■ **EXERCISE BRIEF**: Report back each line of the data that contains the word "LLOQ".

(Excerpts from a dataset)
▼

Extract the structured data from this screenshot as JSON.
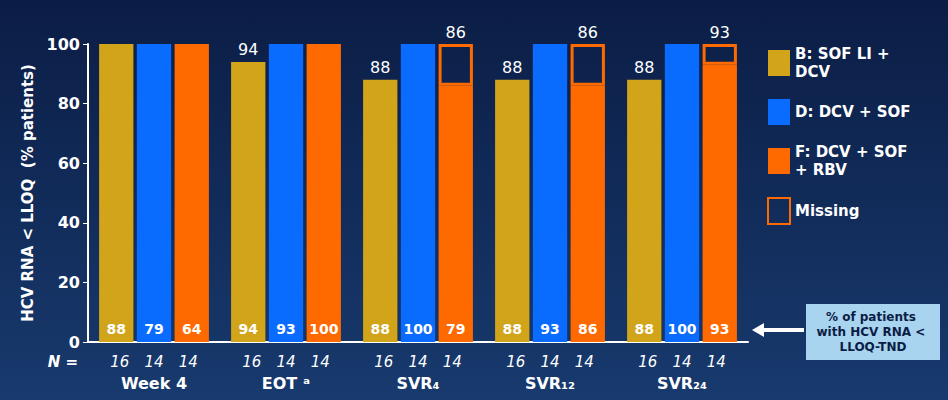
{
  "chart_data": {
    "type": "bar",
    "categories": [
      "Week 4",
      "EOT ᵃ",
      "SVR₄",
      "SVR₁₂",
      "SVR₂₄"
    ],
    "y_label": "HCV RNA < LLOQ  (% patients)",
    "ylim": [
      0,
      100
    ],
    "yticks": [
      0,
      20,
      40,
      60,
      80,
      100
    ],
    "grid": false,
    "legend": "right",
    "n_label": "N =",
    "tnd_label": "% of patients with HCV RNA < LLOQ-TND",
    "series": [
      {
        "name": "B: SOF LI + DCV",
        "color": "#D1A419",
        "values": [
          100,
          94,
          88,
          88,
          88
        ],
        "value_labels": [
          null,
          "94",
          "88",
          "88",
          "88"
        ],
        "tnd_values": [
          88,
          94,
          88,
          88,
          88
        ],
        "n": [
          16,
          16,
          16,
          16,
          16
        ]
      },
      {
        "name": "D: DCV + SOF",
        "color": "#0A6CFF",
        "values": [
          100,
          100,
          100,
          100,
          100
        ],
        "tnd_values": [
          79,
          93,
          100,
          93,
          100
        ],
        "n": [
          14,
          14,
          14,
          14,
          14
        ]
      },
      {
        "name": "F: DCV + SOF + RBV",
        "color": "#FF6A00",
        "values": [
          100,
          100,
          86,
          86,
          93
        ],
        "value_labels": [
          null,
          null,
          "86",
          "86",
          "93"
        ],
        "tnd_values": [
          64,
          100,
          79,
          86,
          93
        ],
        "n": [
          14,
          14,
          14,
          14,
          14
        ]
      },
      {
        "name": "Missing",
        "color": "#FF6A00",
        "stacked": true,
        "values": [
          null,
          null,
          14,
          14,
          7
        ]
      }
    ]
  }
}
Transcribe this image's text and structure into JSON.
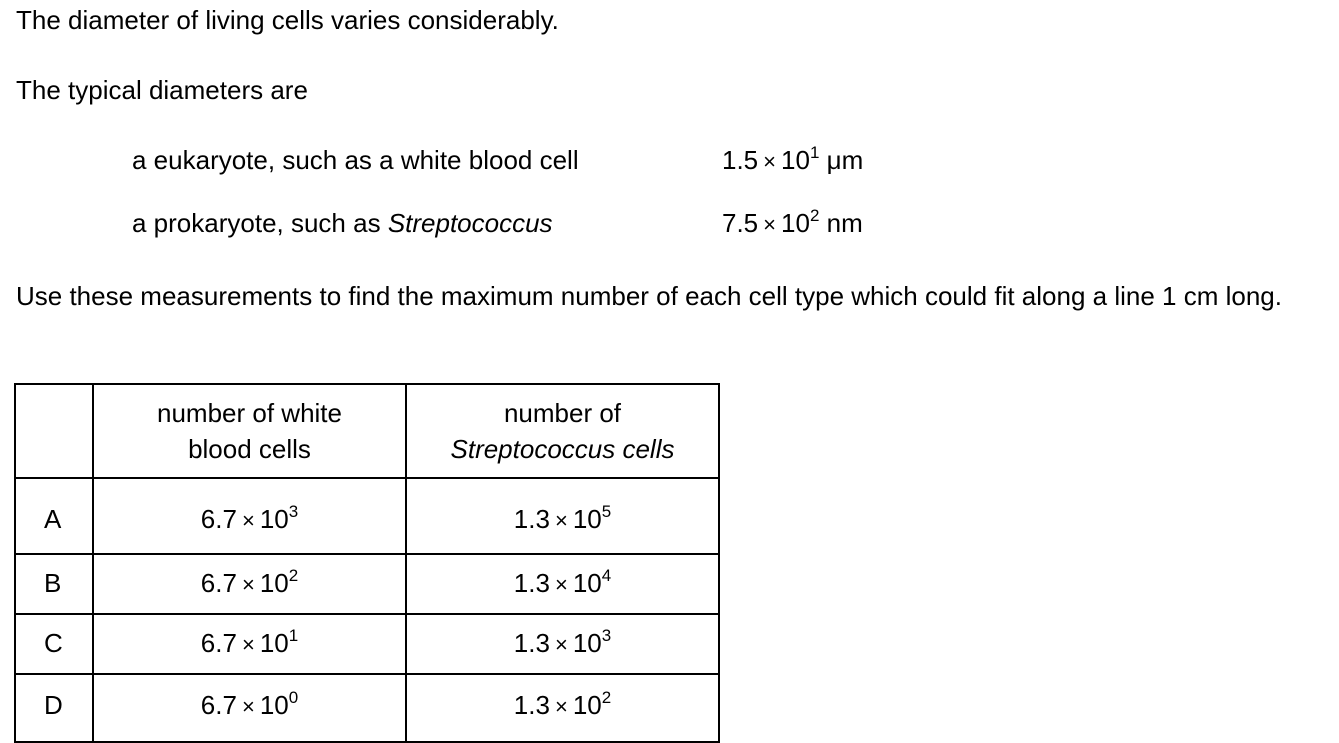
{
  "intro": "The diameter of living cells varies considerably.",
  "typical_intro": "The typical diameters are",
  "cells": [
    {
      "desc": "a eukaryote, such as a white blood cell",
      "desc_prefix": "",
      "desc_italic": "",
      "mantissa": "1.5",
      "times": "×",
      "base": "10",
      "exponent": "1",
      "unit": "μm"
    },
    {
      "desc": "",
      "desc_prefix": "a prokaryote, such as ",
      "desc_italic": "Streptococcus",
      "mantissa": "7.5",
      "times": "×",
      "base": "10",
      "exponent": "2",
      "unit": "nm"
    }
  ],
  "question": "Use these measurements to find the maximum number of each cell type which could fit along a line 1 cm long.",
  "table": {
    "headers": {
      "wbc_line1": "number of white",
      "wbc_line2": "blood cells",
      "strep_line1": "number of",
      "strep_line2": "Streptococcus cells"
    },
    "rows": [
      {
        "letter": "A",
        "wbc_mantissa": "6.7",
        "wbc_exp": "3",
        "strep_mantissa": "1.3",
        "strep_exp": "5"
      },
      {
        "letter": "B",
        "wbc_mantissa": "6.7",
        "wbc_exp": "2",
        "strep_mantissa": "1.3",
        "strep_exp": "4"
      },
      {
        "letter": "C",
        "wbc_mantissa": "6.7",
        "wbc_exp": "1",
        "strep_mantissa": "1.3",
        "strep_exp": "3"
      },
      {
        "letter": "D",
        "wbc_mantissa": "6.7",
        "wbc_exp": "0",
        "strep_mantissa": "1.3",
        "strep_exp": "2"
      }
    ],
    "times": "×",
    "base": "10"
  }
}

▲

■ **PROBLEM SOLUTION**:
    "y_label": "HCV RNA < LLOQ  (% patients)",
    "tnd_label": "% of patients with HCV RNA < LLOQ-TND",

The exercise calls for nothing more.